YOUR INSTRUCTIONS –
Without altering anything, repeat each of the records.

* start THE RECORDS *

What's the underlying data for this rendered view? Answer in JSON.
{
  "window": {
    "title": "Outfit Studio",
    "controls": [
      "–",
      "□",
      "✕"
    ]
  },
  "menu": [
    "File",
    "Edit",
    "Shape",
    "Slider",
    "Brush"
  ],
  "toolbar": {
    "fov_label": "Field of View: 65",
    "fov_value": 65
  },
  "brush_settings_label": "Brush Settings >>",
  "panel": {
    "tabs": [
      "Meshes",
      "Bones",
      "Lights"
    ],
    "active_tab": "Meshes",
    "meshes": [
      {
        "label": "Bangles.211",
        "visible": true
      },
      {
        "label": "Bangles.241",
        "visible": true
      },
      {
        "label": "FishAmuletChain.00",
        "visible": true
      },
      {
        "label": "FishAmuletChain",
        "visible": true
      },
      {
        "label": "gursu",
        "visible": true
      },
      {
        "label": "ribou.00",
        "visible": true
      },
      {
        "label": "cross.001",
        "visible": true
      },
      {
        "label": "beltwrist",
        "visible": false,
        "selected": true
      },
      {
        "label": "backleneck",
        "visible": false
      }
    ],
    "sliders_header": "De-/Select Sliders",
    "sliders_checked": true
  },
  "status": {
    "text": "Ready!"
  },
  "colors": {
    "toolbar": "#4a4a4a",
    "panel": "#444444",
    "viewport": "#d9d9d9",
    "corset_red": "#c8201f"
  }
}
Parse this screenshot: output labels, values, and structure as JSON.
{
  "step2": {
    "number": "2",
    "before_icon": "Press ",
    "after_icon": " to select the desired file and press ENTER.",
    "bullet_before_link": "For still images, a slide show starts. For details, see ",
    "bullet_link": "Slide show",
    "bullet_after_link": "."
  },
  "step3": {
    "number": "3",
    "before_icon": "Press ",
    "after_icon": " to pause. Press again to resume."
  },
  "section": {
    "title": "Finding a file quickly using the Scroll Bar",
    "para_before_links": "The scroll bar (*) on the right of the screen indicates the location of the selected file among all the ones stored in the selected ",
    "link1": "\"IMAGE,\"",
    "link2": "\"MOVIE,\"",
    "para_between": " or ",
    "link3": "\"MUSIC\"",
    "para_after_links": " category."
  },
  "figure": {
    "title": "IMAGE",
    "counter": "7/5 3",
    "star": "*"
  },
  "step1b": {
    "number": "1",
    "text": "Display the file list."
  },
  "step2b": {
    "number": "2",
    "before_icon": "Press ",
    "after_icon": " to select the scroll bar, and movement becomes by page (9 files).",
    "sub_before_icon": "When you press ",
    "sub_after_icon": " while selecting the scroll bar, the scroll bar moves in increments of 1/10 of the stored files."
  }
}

* end THE RECORDS *

RESPONSE BELOW –
What's the underlying data for this rendered view? Answer in JSON.
{
  "window": {
    "title": "Outfit Studio",
    "controls": [
      "–",
      "□",
      "✕"
    ]
  },
  "menu": [
    "File",
    "Edit",
    "Shape",
    "Slider",
    "Brush"
  ],
  "toolbar": {
    "fov_label": "Field of View: 65",
    "fov_value": 65
  },
  "brush_settings_label": "Brush Settings >>",
  "panel": {
    "tabs": [
      "Meshes",
      "Bones",
      "Lights"
    ],
    "active_tab": "Meshes",
    "meshes": [
      {
        "label": "Bangles.211",
        "visible": true
      },
      {
        "label": "Bangles.241",
        "visible": true
      },
      {
        "label": "FishAmuletChain.00",
        "visible": true
      },
      {
        "label": "FishAmuletChain",
        "visible": true
      },
      {
        "label": "gursu",
        "visible": true
      },
      {
        "label": "ribou.00",
        "visible": true
      },
      {
        "label": "cross.001",
        "visible": true
      },
      {
        "label": "beltwrist",
        "visible": false,
        "selected": true
      },
      {
        "label": "backleneck",
        "visible": false
      }
    ],
    "sliders_header": "De-/Select Sliders",
    "sliders_checked": true
  },
  "status": {
    "text": "Ready!"
  },
  "colors": {
    "toolbar": "#4a4a4a",
    "panel": "#444444",
    "viewport": "#d9d9d9",
    "corset_red": "#c8201f"
  }
}
Parse this screenshot: output labels, values, and structure as JSON.
{
  "step2": {
    "number": "2",
    "before_icon": "Press ",
    "after_icon": " to select the desired file and press ENTER.",
    "bullet_before_link": "For still images, a slide show starts. For details, see ",
    "bullet_link": "Slide show",
    "bullet_after_link": "."
  },
  "step3": {
    "number": "3",
    "before_icon": "Press ",
    "after_icon": " to pause. Press again to resume."
  },
  "section": {
    "title": "Finding a file quickly using the Scroll Bar",
    "para_before_links": "The scroll bar (*) on the right of the screen indicates the location of the selected file among all the ones stored in the selected ",
    "link1": "\"IMAGE,\"",
    "link2": "\"MOVIE,\"",
    "para_between": " or ",
    "link3": "\"MUSIC\"",
    "para_after_links": " category."
  },
  "figure": {
    "title": "IMAGE",
    "counter": "7/5 3",
    "star": "*"
  },
  "step1b": {
    "number": "1",
    "text": "Display the file list."
  },
  "step2b": {
    "number": "2",
    "before_icon": "Press ",
    "after_icon": " to select the scroll bar, and movement becomes by page (9 files).",
    "sub_before_icon": "When you press ",
    "sub_after_icon": " while selecting the scroll bar, the scroll bar moves in increments of 1/10 of the stored files."
  }
}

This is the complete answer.